Short exercise
Quote every entry word for word.

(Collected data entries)
--- Begin ---
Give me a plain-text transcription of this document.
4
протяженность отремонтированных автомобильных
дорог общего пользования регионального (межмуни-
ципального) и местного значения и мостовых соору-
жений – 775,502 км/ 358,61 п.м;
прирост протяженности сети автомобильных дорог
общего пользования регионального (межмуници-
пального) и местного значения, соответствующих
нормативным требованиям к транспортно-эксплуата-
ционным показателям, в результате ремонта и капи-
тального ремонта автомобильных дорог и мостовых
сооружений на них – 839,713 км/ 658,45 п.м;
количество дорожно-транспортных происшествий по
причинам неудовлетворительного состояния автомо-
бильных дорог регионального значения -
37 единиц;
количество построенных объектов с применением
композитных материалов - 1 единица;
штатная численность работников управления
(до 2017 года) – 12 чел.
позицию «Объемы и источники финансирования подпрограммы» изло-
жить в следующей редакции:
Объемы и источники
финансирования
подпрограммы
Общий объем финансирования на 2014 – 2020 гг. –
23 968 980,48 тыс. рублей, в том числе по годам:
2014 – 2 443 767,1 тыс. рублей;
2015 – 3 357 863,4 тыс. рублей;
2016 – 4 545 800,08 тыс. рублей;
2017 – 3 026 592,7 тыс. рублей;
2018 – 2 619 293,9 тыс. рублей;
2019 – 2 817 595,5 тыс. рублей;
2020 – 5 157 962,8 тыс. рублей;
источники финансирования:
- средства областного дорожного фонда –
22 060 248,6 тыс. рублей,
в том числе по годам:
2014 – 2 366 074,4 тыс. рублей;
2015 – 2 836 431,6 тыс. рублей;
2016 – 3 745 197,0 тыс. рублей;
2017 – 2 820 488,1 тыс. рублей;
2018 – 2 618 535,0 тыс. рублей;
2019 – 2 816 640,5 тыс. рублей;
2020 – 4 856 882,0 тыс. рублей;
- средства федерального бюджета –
--- End ---
Exercise output
Give me a plain-text transcription of this document.
4
протяженность отремонтированных автомобильных
дорог общего пользования регионального (межмуни-
ципального) и местного значения и мостовых соору-
жений – 775,502 км/ 358,61 п.м;
прирост протяженности сети автомобильных дорог
общего пользования регионального (межмуници-
пального) и местного значения, соответствующих
нормативным требованиям к транспортно-эксплуата-
ционным показателям, в результате ремонта и капи-
тального ремонта автомобильных дорог и мостовых
сооружений на них – 839,713 км/ 658,45 п.м;
количество дорожно-транспортных происшествий по
причинам неудовлетворительного состояния автомо-
бильных дорог регионального значения -
37 единиц;
количество построенных объектов с применением
композитных материалов - 1 единица;
штатная численность работников управления
(до 2017 года) – 12 чел.
позицию «Объемы и источники финансирования подпрограммы» изло-
жить в следующей редакции:
Объемы и источники
финансирования
подпрограммы
Общий объем финансирования на 2014 – 2020 гг. –
23 968 980,48 тыс. рублей, в том числе по годам:
2014 – 2 443 767,1 тыс. рублей;
2015 – 3 357 863,4 тыс. рублей;
2016 – 4 545 800,08 тыс. рублей;
2017 – 3 026 592,7 тыс. рублей;
2018 – 2 619 293,9 тыс. рублей;
2019 – 2 817 595,5 тыс. рублей;
2020 – 5 157 962,8 тыс. рублей;
источники финансирования:
- средства областного дорожного фонда –
22 060 248,6 тыс. рублей,
в том числе по годам:
2014 – 2 366 074,4 тыс. рублей;
2015 – 2 836 431,6 тыс. рублей;
2016 – 3 745 197,0 тыс. рублей;
2017 – 2 820 488,1 тыс. рублей;
2018 – 2 618 535,0 тыс. рублей;
2019 – 2 816 640,5 тыс. рублей;
2020 – 4 856 882,0 тыс. рублей;
- средства федерального бюджета –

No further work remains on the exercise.